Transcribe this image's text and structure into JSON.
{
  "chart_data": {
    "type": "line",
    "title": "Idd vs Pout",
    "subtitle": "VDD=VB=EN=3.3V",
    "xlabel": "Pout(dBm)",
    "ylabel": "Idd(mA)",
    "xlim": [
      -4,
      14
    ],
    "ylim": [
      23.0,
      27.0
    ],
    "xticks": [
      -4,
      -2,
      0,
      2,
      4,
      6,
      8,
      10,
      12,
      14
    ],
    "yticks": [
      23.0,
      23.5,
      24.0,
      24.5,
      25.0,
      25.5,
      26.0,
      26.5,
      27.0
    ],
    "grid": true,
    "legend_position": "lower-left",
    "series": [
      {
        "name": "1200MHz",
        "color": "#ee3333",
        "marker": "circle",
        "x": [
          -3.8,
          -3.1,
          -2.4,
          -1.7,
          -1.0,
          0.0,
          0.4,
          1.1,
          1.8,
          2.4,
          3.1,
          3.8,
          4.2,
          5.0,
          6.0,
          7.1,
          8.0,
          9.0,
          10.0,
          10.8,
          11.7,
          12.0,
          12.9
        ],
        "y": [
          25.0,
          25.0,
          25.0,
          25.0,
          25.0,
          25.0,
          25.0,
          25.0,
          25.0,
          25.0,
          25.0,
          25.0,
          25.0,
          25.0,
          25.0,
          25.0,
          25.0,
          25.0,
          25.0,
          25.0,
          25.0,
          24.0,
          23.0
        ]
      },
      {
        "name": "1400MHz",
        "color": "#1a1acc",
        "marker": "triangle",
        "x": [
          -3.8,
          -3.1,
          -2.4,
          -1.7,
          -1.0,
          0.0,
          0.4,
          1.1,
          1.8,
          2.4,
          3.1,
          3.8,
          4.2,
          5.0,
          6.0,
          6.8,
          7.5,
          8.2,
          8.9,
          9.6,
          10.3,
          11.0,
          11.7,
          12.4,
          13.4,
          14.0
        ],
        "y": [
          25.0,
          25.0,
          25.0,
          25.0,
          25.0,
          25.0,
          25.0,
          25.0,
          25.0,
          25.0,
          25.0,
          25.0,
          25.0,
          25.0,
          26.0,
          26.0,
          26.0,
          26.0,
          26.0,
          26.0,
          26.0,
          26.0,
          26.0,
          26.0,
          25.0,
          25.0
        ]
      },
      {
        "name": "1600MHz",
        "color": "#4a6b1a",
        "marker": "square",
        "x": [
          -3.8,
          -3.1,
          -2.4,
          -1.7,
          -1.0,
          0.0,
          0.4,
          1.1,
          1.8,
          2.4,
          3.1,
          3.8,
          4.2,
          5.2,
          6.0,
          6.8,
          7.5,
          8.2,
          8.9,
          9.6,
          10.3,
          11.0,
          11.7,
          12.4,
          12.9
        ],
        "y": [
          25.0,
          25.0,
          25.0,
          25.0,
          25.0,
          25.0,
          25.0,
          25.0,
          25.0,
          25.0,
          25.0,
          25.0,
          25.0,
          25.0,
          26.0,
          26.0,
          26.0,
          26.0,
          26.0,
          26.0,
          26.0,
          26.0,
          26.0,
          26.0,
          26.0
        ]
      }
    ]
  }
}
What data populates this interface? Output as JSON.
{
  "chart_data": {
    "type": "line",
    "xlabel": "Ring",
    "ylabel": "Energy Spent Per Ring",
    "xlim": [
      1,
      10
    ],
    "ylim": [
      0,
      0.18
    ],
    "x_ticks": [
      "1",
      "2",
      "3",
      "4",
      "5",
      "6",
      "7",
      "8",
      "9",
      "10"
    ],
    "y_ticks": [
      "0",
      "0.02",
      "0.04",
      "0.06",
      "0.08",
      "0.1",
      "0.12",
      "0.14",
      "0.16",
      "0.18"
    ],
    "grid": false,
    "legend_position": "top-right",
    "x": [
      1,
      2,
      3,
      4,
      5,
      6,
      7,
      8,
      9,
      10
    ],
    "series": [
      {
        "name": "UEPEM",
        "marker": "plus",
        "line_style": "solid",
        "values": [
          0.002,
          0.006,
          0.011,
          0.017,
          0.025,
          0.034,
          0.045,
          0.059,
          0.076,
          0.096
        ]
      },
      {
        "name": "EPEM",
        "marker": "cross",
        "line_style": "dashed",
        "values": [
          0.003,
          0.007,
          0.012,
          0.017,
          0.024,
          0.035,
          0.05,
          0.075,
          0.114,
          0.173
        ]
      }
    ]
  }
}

:::::

■ WHAT NEEDS TO BE DONE:
Starting with the line that contains "What data populates", return each line through the last one of the data above, exactly as written and nothing more.

■ REPLY TO THE TASK:
What data populates this interface? Output as JSON.
{
  "chart_data": {
    "type": "line",
    "xlabel": "Ring",
    "ylabel": "Energy Spent Per Ring",
    "xlim": [
      1,
      10
    ],
    "ylim": [
      0,
      0.18
    ],
    "x_ticks": [
      "1",
      "2",
      "3",
      "4",
      "5",
      "6",
      "7",
      "8",
      "9",
      "10"
    ],
    "y_ticks": [
      "0",
      "0.02",
      "0.04",
      "0.06",
      "0.08",
      "0.1",
      "0.12",
      "0.14",
      "0.16",
      "0.18"
    ],
    "grid": false,
    "legend_position": "top-right",
    "x": [
      1,
      2,
      3,
      4,
      5,
      6,
      7,
      8,
      9,
      10
    ],
    "series": [
      {
        "name": "UEPEM",
        "marker": "plus",
        "line_style": "solid",
        "values": [
          0.002,
          0.006,
          0.011,
          0.017,
          0.025,
          0.034,
          0.045,
          0.059,
          0.076,
          0.096
        ]
      },
      {
        "name": "EPEM",
        "marker": "cross",
        "line_style": "dashed",
        "values": [
          0.003,
          0.007,
          0.012,
          0.017,
          0.024,
          0.035,
          0.05,
          0.075,
          0.114,
          0.173
        ]
      }
    ]
  }
}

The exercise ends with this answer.